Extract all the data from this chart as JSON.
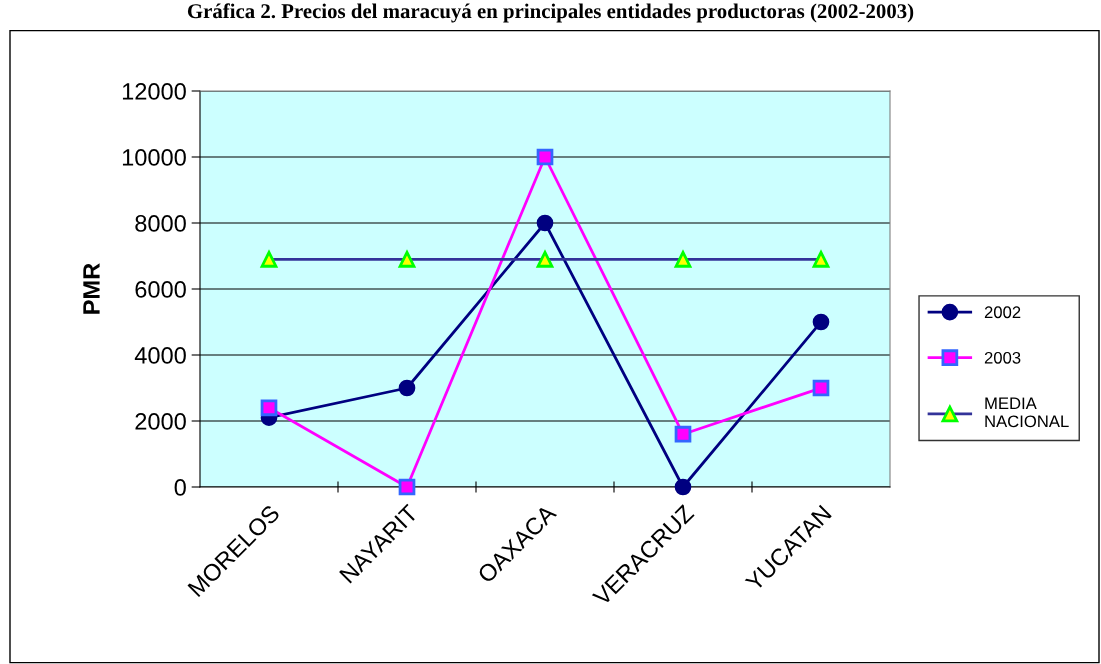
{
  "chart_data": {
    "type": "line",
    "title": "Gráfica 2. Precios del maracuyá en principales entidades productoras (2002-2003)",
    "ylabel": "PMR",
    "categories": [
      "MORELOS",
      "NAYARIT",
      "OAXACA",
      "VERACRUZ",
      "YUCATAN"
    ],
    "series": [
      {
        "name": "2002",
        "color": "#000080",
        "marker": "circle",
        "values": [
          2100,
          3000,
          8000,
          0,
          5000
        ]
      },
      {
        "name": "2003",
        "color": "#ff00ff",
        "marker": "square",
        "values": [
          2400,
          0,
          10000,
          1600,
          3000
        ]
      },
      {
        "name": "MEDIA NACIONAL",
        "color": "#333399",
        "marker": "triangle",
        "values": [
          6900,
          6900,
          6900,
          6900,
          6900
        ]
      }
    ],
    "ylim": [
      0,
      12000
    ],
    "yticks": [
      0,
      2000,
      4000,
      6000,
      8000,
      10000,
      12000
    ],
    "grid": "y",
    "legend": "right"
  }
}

**WHAT THE TASK REQUIRES**
Using the data above, print every line exactly, omitting pictures.

**SOLUTION TO THE PROBLEM**
Extract all the data from this chart as JSON.
{
  "chart_data": {
    "type": "line",
    "title": "Gráfica 2. Precios del maracuyá en principales entidades productoras (2002-2003)",
    "ylabel": "PMR",
    "categories": [
      "MORELOS",
      "NAYARIT",
      "OAXACA",
      "VERACRUZ",
      "YUCATAN"
    ],
    "series": [
      {
        "name": "2002",
        "color": "#000080",
        "marker": "circle",
        "values": [
          2100,
          3000,
          8000,
          0,
          5000
        ]
      },
      {
        "name": "2003",
        "color": "#ff00ff",
        "marker": "square",
        "values": [
          2400,
          0,
          10000,
          1600,
          3000
        ]
      },
      {
        "name": "MEDIA NACIONAL",
        "color": "#333399",
        "marker": "triangle",
        "values": [
          6900,
          6900,
          6900,
          6900,
          6900
        ]
      }
    ],
    "ylim": [
      0,
      12000
    ],
    "yticks": [
      0,
      2000,
      4000,
      6000,
      8000,
      10000,
      12000
    ],
    "grid": "y",
    "legend": "right"
  }
}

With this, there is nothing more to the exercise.